Dataset rows about figures:
- - - - -

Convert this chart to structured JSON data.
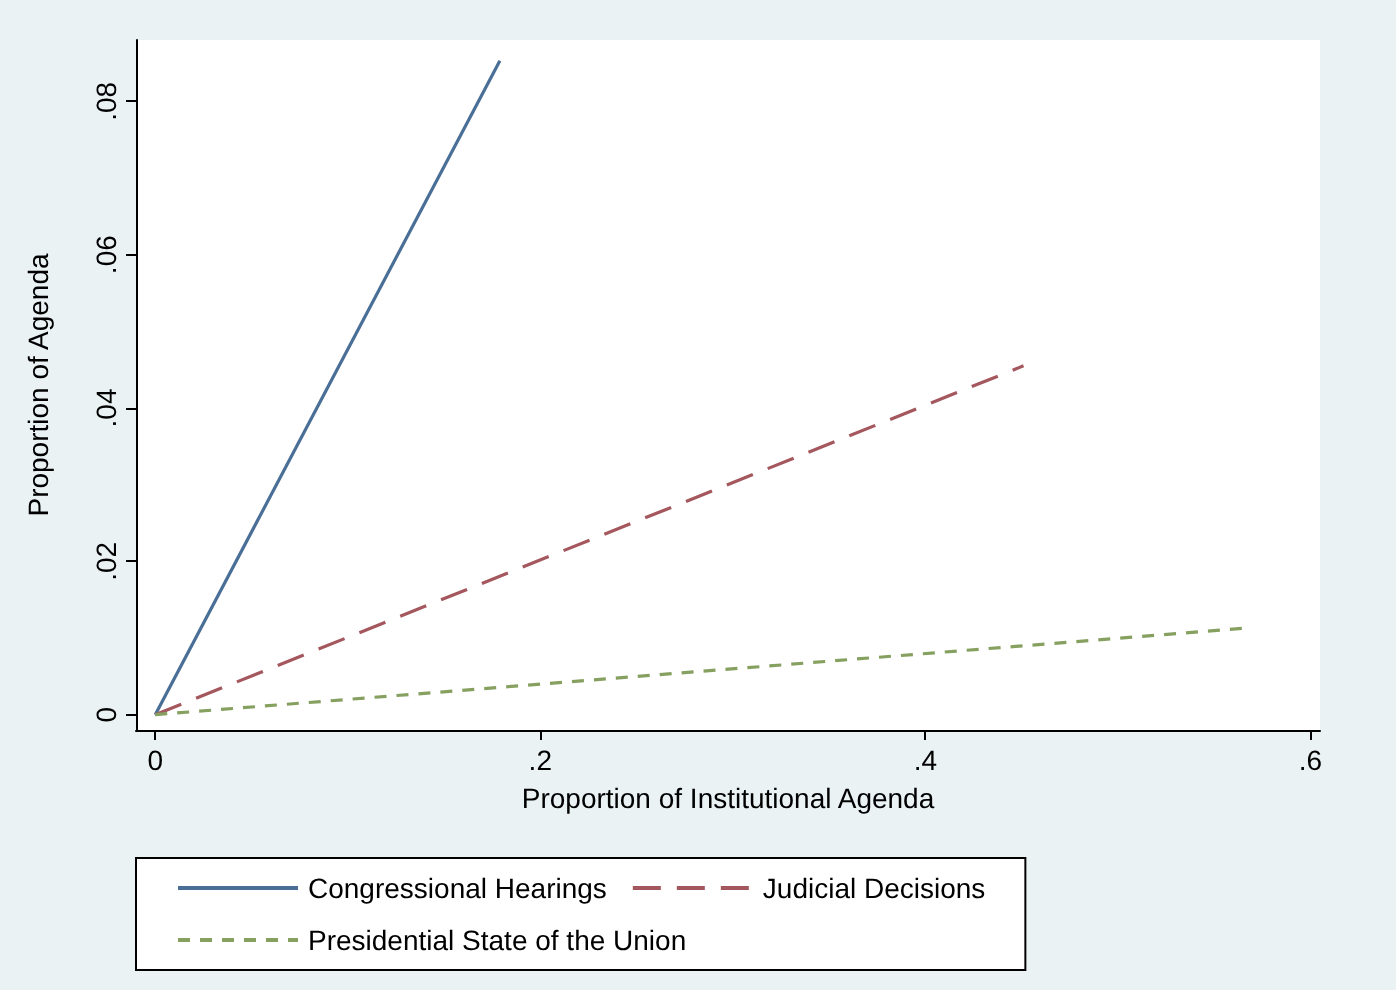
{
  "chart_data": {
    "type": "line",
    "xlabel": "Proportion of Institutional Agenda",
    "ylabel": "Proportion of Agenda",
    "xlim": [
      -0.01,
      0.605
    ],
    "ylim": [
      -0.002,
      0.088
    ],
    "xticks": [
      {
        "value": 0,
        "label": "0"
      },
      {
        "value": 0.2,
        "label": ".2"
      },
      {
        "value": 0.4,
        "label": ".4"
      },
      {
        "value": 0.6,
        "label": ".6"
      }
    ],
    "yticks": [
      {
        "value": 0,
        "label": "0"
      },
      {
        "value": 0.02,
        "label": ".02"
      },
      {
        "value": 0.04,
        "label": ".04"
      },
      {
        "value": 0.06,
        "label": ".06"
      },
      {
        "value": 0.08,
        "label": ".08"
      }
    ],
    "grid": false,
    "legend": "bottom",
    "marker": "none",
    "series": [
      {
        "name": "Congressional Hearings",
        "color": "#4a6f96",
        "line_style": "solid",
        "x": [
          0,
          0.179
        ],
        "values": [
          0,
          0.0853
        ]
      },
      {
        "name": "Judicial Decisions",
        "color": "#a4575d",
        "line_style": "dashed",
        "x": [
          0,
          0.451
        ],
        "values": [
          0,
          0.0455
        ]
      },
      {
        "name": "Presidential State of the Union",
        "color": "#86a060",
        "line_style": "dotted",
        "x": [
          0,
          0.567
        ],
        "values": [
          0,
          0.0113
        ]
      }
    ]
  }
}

- - - - -

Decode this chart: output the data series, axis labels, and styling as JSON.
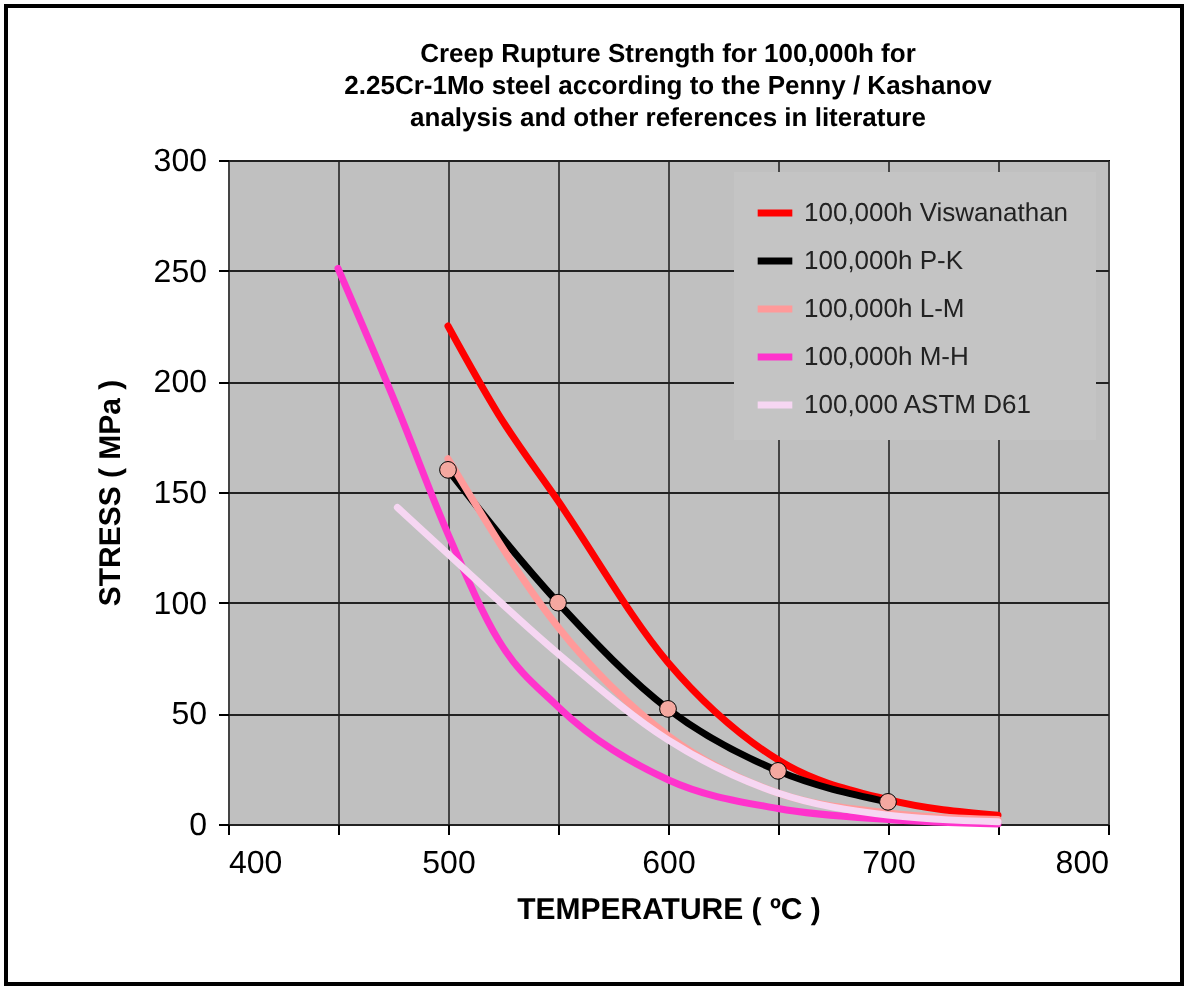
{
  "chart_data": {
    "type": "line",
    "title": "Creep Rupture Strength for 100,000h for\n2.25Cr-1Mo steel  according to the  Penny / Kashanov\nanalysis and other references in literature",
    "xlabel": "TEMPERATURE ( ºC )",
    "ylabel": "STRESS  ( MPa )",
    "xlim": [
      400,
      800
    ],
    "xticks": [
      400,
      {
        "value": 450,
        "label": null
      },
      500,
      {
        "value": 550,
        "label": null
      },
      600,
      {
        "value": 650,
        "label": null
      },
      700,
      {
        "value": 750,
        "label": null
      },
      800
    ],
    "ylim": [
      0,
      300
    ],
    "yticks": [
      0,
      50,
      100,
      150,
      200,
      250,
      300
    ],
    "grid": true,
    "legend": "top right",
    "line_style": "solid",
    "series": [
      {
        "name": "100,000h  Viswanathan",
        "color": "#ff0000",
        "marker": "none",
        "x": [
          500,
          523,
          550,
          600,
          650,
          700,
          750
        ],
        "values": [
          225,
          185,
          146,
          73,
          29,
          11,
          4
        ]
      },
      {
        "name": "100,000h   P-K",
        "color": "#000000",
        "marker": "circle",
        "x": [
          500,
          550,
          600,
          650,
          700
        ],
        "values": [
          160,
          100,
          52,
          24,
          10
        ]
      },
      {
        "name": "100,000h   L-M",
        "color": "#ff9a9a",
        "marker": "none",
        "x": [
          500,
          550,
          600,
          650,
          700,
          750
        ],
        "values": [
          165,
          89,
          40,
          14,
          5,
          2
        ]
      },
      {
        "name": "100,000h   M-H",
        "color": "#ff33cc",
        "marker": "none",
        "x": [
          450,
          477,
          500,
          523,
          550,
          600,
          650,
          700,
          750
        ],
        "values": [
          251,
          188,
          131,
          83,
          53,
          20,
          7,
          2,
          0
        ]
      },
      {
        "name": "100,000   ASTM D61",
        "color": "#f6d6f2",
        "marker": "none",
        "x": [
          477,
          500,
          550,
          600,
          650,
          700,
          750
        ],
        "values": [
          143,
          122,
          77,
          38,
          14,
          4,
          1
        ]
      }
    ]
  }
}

- - - - -

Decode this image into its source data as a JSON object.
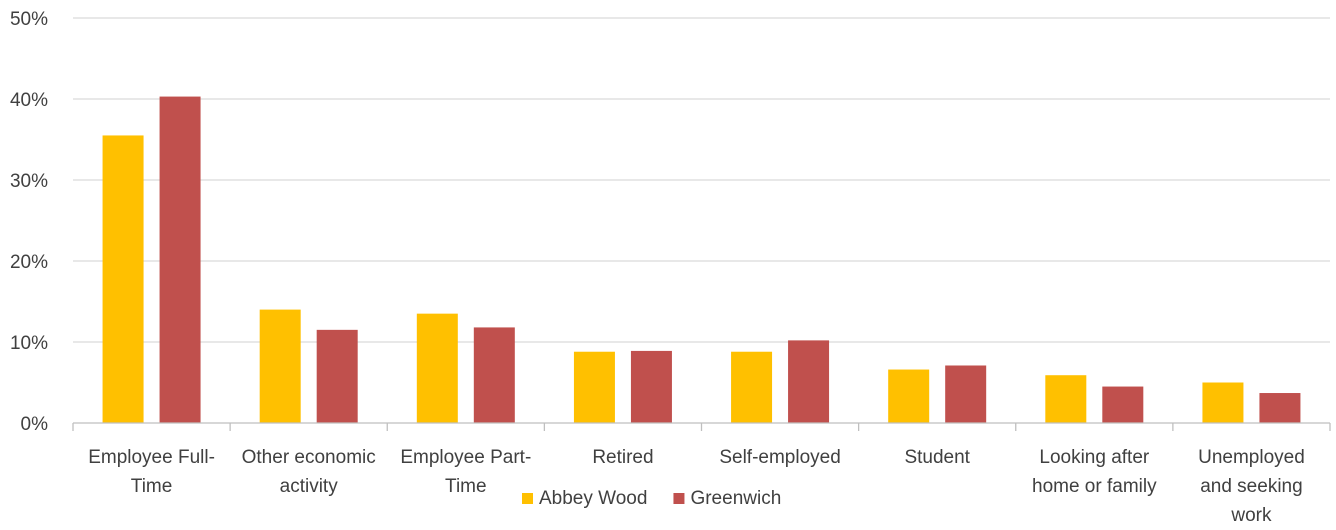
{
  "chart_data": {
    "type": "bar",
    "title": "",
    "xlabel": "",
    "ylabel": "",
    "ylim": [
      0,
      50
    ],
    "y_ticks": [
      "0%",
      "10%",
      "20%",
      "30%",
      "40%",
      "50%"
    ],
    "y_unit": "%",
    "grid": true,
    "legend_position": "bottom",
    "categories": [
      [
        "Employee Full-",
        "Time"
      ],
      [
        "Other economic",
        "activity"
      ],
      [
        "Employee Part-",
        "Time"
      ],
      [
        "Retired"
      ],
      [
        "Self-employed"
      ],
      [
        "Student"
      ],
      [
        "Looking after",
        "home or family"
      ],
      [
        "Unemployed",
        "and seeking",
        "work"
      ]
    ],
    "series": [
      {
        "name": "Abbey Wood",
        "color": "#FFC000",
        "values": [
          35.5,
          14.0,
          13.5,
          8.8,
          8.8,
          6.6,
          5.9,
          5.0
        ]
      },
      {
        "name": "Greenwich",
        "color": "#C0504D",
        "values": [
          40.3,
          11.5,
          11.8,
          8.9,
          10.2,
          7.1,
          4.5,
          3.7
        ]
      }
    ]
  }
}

- - - - -

Count every line of the records that holds the string "this". Write only the total.

REPLY: 3